> Job
Set the listing down again in full, word for word, with the pictures left out.

> Items from a data source
------------
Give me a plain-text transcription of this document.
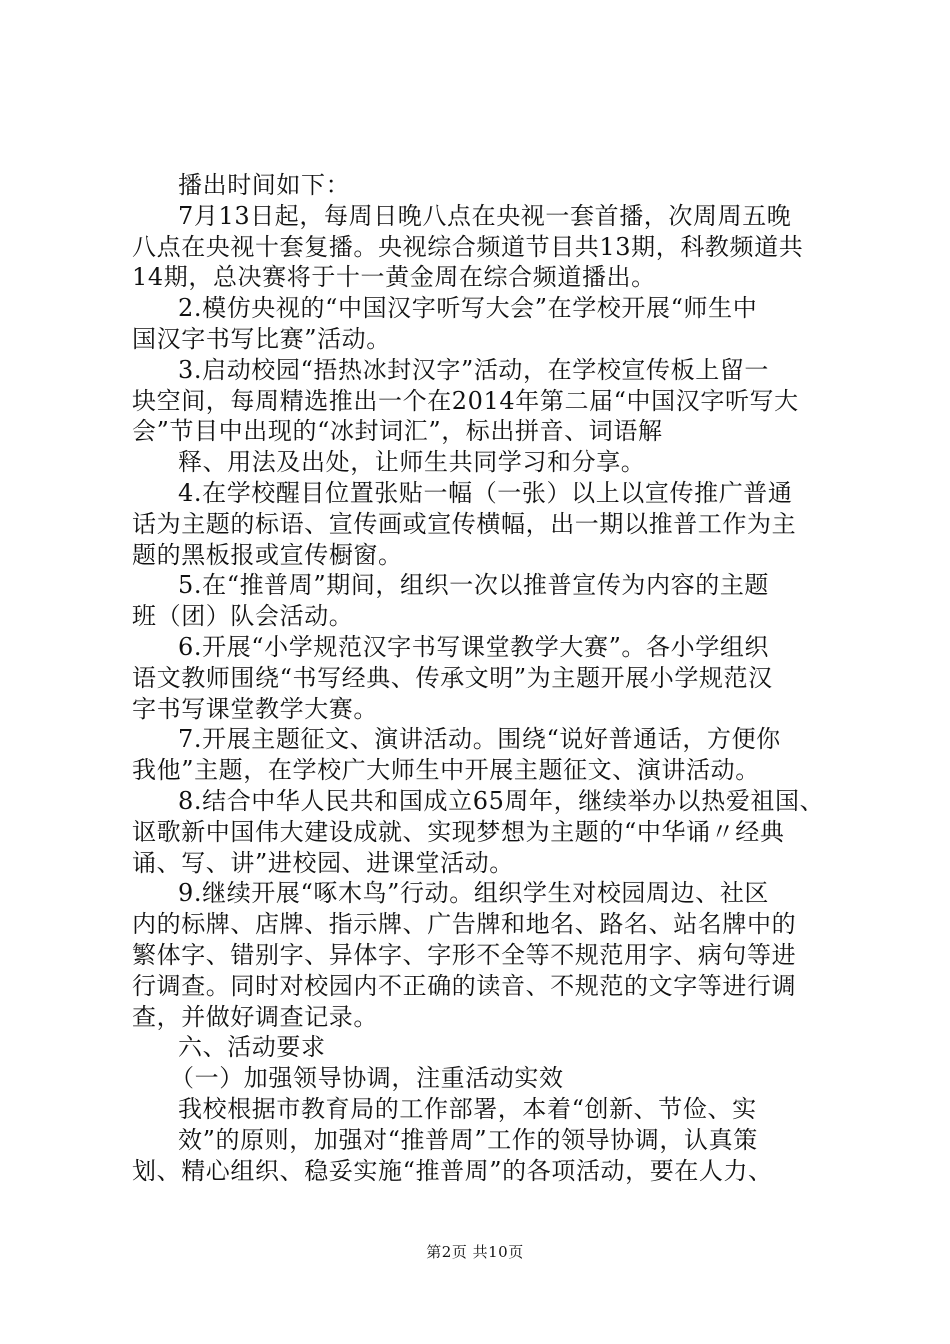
播出时间如下：
7月13日起，每周日晚八点在央视一套首播，次周周五晚
八点在央视十套复播。央视综合频道节目共13期，科教频道共
14期，总决赛将于十一黄金周在综合频道播出。
2.模仿央视的“中国汉字听写大会”在学校开展“师生中
国汉字书写比赛”活动。
3.启动校园“捂热冰封汉字”活动，在学校宣传板上留一
块空间，每周精选推出一个在2014年第二届“中国汉字听写大
会”节目中出现的“冰封词汇”，标出拼音、词语解
释、用法及出处，让师生共同学习和分享。
4.在学校醒目位置张贴一幅（一张）以上以宣传推广普通
话为主题的标语、宣传画或宣传横幅，出一期以推普工作为主
题的黑板报或宣传橱窗。
5.在“推普周”期间，组织一次以推普宣传为内容的主题
班（团）队会活动。
6.开展“小学规范汉字书写课堂教学大赛”。各小学组织
语文教师围绕“书写经典、传承文明”为主题开展小学规范汉
字书写课堂教学大赛。
7.开展主题征文、演讲活动。围绕“说好普通话，方便你
我他”主题，在学校广大师生中开展主题征文、演讲活动。
8.结合中华人民共和国成立65周年，继续举办以热爱祖国、
讴歌新中国伟大建设成就、实现梦想为主题的“中华诵〃经典
诵、写、讲”进校园、进课堂活动。
9.继续开展“啄木鸟”行动。组织学生对校园周边、社区
内的标牌、店牌、指示牌、广告牌和地名、路名、站名牌中的
繁体字、错别字、异体字、字形不全等不规范用字、病句等进
行调查。同时对校园内不正确的读音、不规范的文字等进行调
查，并做好调查记录。
六、活动要求
（一）加强领导协调，注重活动实效
我校根据市教育局的工作部署，本着“创新、节俭、实
效”的原则，加强对“推普周”工作的领导协调，认真策
划、精心组织、稳妥实施“推普周”的各项活动，要在人力、
第2页 共10页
------------
> Exercise answer
Give me a plain-text transcription of this document.
播出时间如下：
7月13日起，每周日晚八点在央视一套首播，次周周五晚
八点在央视十套复播。央视综合频道节目共13期，科教频道共
14期，总决赛将于十一黄金周在综合频道播出。
2.模仿央视的“中国汉字听写大会”在学校开展“师生中
国汉字书写比赛”活动。
3.启动校园“捂热冰封汉字”活动，在学校宣传板上留一
块空间，每周精选推出一个在2014年第二届“中国汉字听写大
会”节目中出现的“冰封词汇”，标出拼音、词语解
释、用法及出处，让师生共同学习和分享。
4.在学校醒目位置张贴一幅（一张）以上以宣传推广普通
话为主题的标语、宣传画或宣传横幅，出一期以推普工作为主
题的黑板报或宣传橱窗。
5.在“推普周”期间，组织一次以推普宣传为内容的主题
班（团）队会活动。
6.开展“小学规范汉字书写课堂教学大赛”。各小学组织
语文教师围绕“书写经典、传承文明”为主题开展小学规范汉
字书写课堂教学大赛。
7.开展主题征文、演讲活动。围绕“说好普通话，方便你
我他”主题，在学校广大师生中开展主题征文、演讲活动。
8.结合中华人民共和国成立65周年，继续举办以热爱祖国、
讴歌新中国伟大建设成就、实现梦想为主题的“中华诵〃经典
诵、写、讲”进校园、进课堂活动。
9.继续开展“啄木鸟”行动。组织学生对校园周边、社区
内的标牌、店牌、指示牌、广告牌和地名、路名、站名牌中的
繁体字、错别字、异体字、字形不全等不规范用字、病句等进
行调查。同时对校园内不正确的读音、不规范的文字等进行调
查，并做好调查记录。
六、活动要求
（一）加强领导协调，注重活动实效
我校根据市教育局的工作部署，本着“创新、节俭、实
效”的原则，加强对“推普周”工作的领导协调，认真策
划、精心组织、稳妥实施“推普周”的各项活动，要在人力、
第2页 共10页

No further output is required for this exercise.